DIRECTION: Copy the entries below exactly. Images do not belong in the copy.

Dataset rows
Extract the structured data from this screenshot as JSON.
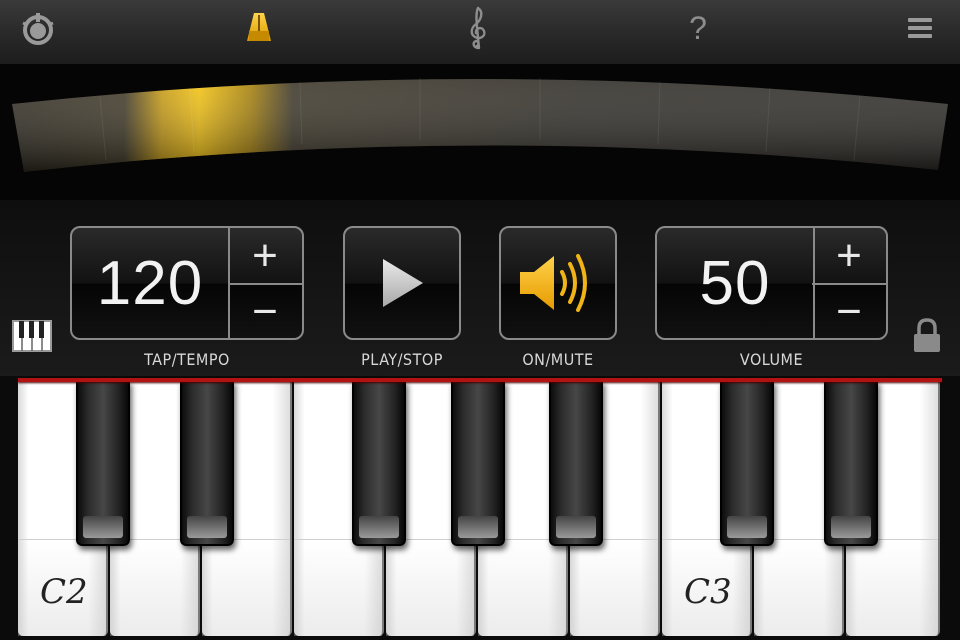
{
  "topbar": {
    "icons": [
      "tuner-icon",
      "metronome-icon",
      "treble-clef-icon",
      "help-icon",
      "menu-icon"
    ],
    "help_glyph": "?",
    "accent": "#f3b820"
  },
  "pendulum": {
    "position": 0.2,
    "highlight_color": "#e8b010"
  },
  "controls": {
    "tempo": {
      "value": "120",
      "plus": "+",
      "minus": "−",
      "label": "TAP/TEMPO"
    },
    "play": {
      "label": "PLAY/STOP"
    },
    "mute": {
      "label": "ON/MUTE"
    },
    "volume": {
      "value": "50",
      "plus": "+",
      "minus": "−",
      "label": "VOLUME"
    }
  },
  "keyboard": {
    "white_keys": 10,
    "note_labels": [
      {
        "text": "C2"
      },
      {
        "text": "C3"
      }
    ],
    "marker_color": "#b31212"
  }
}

WRITTEN ANSWER:
Extract the structured data from this screenshot as JSON.
{
  "topbar": {
    "icons": [
      "tuner-icon",
      "metronome-icon",
      "treble-clef-icon",
      "help-icon",
      "menu-icon"
    ],
    "help_glyph": "?",
    "accent": "#f3b820"
  },
  "pendulum": {
    "position": 0.2,
    "highlight_color": "#e8b010"
  },
  "controls": {
    "tempo": {
      "value": "120",
      "plus": "+",
      "minus": "−",
      "label": "TAP/TEMPO"
    },
    "play": {
      "label": "PLAY/STOP"
    },
    "mute": {
      "label": "ON/MUTE"
    },
    "volume": {
      "value": "50",
      "plus": "+",
      "minus": "−",
      "label": "VOLUME"
    }
  },
  "keyboard": {
    "white_keys": 10,
    "note_labels": [
      {
        "text": "C2"
      },
      {
        "text": "C3"
      }
    ],
    "marker_color": "#b31212"
  }
}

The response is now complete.